Search the listing below for the word "منضم" and copy each line that holds it.

-- Information provided start --

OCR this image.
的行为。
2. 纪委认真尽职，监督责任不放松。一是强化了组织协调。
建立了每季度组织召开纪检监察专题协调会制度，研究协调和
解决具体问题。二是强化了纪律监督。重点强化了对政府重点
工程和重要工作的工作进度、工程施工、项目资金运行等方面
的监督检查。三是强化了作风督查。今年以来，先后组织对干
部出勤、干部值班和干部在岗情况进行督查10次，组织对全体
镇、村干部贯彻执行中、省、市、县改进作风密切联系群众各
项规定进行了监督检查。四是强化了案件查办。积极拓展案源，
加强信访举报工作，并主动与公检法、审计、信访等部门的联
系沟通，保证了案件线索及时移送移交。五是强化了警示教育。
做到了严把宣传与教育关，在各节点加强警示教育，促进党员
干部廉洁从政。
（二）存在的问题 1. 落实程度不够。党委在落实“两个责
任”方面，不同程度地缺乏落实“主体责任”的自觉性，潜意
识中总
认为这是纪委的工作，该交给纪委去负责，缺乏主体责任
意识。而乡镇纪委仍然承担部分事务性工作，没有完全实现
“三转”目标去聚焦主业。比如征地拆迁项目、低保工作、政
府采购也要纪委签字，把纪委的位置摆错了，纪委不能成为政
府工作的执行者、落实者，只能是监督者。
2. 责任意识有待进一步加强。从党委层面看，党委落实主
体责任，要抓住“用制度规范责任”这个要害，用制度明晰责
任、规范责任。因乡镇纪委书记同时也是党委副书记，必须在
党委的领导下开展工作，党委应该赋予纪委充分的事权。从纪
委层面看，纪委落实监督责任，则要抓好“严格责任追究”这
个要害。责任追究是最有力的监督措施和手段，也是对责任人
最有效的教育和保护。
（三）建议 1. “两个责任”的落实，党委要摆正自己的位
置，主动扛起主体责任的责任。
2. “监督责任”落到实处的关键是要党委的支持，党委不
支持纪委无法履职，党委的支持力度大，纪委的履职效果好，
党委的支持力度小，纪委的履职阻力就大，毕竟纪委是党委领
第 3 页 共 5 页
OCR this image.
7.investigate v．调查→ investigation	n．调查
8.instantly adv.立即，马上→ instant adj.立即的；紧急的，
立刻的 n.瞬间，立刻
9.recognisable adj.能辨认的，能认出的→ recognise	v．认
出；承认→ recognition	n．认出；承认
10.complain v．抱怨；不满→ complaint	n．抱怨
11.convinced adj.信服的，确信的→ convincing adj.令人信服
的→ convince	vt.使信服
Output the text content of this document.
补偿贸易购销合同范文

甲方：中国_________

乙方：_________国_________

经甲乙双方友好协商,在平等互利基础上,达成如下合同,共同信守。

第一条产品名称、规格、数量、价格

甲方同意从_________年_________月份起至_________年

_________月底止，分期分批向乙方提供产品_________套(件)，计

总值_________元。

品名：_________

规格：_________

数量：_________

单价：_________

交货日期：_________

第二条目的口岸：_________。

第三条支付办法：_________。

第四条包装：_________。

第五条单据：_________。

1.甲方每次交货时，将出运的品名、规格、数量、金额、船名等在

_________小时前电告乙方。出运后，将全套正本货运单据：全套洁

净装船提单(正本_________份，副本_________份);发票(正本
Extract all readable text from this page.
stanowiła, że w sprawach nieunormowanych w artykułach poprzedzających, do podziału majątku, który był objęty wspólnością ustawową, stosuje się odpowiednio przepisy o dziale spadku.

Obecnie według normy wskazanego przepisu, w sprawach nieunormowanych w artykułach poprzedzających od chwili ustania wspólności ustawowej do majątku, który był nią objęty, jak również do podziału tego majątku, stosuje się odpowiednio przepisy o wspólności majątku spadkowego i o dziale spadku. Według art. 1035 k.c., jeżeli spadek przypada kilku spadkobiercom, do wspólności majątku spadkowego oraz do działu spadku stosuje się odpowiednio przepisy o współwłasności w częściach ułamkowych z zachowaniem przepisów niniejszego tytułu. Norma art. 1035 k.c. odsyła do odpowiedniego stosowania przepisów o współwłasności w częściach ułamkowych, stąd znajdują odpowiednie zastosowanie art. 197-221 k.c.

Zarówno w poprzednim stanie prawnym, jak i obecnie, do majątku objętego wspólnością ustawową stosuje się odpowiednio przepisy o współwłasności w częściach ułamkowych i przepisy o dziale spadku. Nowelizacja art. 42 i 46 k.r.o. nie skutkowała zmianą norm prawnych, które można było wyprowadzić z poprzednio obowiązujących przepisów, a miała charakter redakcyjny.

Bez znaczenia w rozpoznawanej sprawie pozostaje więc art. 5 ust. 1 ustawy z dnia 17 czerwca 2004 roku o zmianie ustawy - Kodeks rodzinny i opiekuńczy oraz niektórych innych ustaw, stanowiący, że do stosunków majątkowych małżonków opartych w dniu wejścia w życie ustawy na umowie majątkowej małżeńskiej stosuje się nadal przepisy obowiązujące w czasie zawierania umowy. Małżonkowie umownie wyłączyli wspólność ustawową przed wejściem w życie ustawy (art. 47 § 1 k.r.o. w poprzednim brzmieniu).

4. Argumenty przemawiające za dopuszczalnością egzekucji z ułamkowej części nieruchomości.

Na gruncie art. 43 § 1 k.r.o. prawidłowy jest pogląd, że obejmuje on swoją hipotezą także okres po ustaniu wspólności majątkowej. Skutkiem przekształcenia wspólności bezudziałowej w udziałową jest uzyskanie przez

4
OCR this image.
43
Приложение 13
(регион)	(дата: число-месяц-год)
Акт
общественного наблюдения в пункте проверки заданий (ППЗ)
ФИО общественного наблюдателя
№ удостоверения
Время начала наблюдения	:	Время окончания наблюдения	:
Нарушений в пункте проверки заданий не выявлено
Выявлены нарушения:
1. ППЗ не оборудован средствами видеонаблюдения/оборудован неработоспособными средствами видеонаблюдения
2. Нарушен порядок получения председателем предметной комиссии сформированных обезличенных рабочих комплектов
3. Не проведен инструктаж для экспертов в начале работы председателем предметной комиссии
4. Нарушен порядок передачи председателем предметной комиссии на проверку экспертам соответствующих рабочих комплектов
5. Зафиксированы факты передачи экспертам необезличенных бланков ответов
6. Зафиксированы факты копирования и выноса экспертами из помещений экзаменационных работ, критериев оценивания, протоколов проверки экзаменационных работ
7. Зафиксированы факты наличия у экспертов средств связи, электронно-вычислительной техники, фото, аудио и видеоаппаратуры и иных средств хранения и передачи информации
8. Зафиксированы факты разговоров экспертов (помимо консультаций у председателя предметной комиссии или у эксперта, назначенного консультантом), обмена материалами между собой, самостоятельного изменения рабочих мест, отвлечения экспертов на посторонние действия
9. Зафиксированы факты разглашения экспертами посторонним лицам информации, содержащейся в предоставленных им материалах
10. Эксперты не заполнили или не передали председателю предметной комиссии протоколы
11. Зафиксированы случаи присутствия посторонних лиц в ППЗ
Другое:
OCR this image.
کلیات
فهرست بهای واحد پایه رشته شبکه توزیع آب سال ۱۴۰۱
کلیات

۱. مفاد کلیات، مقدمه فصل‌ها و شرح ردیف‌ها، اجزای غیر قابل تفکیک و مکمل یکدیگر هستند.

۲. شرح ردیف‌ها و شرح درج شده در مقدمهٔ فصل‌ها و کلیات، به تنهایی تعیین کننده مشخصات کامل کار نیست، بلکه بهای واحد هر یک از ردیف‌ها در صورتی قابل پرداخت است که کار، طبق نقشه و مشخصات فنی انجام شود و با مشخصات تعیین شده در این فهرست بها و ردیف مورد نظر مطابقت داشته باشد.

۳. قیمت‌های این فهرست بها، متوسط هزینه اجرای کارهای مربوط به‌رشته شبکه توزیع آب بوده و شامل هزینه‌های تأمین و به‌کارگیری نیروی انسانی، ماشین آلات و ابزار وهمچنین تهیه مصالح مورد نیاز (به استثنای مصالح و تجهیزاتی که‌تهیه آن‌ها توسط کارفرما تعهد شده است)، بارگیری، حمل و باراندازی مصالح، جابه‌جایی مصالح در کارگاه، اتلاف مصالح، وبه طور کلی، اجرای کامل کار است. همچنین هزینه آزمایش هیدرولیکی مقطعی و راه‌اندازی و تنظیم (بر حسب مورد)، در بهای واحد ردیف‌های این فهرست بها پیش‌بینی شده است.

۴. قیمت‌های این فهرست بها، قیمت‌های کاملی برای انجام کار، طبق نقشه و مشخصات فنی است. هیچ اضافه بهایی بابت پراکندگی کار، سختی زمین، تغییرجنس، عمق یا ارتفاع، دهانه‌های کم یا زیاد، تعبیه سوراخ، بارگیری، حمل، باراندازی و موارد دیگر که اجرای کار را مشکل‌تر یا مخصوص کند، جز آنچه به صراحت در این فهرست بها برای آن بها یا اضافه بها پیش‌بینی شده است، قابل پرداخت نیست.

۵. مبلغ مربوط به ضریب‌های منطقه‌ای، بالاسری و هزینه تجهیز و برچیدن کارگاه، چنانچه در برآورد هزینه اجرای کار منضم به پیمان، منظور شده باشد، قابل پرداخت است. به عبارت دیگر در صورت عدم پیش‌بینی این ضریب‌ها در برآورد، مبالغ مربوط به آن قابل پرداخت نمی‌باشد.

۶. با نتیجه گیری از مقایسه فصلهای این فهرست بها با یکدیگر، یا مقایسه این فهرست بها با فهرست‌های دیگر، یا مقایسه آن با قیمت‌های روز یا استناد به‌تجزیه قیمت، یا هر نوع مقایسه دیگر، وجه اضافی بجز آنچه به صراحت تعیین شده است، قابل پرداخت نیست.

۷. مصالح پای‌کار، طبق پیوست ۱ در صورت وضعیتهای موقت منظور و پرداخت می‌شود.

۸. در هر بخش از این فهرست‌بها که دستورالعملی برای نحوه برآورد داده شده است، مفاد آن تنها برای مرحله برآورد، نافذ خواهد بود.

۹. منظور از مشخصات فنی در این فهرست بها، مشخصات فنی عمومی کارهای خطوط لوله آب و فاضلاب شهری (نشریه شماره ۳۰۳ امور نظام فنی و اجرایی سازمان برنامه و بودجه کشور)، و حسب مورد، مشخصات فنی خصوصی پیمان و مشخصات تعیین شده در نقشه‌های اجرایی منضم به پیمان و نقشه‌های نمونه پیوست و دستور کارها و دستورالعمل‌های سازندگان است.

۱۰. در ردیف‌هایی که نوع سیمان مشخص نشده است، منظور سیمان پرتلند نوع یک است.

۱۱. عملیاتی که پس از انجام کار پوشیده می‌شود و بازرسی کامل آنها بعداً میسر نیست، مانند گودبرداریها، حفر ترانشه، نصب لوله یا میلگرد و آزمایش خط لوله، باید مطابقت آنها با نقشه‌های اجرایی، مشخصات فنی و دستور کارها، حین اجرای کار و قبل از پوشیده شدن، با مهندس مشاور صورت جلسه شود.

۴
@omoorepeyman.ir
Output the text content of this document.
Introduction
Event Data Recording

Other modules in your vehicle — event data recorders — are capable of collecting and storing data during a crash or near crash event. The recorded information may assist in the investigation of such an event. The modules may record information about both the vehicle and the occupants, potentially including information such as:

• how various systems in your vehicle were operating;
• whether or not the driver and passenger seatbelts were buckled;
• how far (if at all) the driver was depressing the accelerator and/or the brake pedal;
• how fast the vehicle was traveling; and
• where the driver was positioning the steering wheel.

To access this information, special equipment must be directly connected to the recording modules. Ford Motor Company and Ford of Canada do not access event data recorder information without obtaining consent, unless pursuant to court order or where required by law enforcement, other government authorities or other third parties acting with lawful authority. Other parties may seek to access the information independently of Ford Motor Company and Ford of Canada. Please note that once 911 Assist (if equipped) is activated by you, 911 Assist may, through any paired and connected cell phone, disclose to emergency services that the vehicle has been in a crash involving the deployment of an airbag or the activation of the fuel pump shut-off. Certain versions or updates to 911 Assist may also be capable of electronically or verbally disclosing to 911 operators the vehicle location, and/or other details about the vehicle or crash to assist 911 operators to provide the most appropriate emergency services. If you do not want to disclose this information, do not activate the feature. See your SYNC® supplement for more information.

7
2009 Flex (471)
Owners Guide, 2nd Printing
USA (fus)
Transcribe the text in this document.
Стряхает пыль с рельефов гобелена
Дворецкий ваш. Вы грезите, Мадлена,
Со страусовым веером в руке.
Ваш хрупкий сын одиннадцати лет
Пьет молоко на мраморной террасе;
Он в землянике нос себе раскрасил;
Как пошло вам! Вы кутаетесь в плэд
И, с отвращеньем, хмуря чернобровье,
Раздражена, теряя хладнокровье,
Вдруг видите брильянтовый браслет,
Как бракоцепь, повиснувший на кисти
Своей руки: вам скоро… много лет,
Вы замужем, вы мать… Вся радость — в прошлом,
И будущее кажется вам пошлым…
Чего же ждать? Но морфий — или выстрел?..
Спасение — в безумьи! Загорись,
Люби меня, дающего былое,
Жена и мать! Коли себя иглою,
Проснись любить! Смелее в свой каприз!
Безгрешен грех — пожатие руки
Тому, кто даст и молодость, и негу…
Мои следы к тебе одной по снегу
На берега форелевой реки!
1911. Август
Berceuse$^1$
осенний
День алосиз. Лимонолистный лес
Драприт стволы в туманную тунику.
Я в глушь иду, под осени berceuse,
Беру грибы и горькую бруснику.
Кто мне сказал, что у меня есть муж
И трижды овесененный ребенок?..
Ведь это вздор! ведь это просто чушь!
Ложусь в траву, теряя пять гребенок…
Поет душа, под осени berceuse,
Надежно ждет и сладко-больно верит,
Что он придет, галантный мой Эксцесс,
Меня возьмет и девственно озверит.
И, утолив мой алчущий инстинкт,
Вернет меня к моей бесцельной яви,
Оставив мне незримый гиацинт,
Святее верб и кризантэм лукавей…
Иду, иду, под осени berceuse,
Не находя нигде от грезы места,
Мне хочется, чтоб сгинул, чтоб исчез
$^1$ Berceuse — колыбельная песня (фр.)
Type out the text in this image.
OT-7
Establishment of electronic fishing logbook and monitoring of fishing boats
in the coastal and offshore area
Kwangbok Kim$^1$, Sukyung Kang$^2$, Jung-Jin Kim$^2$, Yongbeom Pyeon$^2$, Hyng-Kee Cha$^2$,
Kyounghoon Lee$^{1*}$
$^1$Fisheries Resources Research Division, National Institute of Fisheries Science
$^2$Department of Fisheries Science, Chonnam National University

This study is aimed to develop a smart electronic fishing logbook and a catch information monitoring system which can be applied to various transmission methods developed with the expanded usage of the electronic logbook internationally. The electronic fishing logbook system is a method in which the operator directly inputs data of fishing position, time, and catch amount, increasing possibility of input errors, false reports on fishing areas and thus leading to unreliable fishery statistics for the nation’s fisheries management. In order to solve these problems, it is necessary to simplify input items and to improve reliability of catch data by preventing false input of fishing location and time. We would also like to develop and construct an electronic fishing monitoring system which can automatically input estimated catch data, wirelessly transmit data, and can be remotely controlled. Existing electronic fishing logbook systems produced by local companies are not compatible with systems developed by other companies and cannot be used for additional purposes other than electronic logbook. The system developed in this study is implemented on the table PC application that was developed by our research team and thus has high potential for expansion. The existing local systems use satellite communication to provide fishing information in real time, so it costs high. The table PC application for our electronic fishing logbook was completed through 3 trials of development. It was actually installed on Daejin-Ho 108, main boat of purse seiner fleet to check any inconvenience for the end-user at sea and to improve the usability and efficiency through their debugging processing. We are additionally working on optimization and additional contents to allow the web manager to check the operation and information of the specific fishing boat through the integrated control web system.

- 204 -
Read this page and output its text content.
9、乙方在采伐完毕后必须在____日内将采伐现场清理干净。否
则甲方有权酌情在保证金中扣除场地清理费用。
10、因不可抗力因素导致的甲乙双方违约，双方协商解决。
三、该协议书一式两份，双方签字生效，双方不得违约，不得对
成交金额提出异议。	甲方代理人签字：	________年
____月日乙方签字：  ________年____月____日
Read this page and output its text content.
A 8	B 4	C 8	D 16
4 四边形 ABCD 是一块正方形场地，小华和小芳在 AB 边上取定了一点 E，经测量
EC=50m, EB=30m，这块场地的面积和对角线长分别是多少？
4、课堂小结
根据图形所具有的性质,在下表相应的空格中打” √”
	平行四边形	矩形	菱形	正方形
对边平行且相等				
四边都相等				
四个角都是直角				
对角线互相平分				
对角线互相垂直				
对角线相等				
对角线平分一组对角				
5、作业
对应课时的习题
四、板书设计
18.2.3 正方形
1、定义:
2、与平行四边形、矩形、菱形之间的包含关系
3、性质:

-- Information provided end --

> **Response to this task**:
۵. مبلغ مربوط به ضریب‌های منطقه‌ای، بالاسری و هزینه تجهیز و برچیدن کارگاه، چنانچه در برآورد هزینه اجرای کار منضم به پیمان، منظور شده باشد، قابل پرداخت است. به عبارت دیگر در صورت عدم پیش‌بینی این ضریب‌ها در برآورد، مبالغ مربوط به آن قابل پرداخت نمی‌باشد.
۹. منظور از مشخصات فنی در این فهرست بها، مشخصات فنی عمومی کارهای خطوط لوله آب و فاضلاب شهری (نشریه شماره ۳۰۳ امور نظام فنی و اجرایی سازمان برنامه و بودجه کشور)، و حسب مورد، مشخصات فنی خصوصی پیمان و مشخصات تعیین شده در نقشه‌های اجرایی منضم به پیمان و نقشه‌های نمونه پیوست و دستور کارها و دستورالعمل‌های سازندگان است.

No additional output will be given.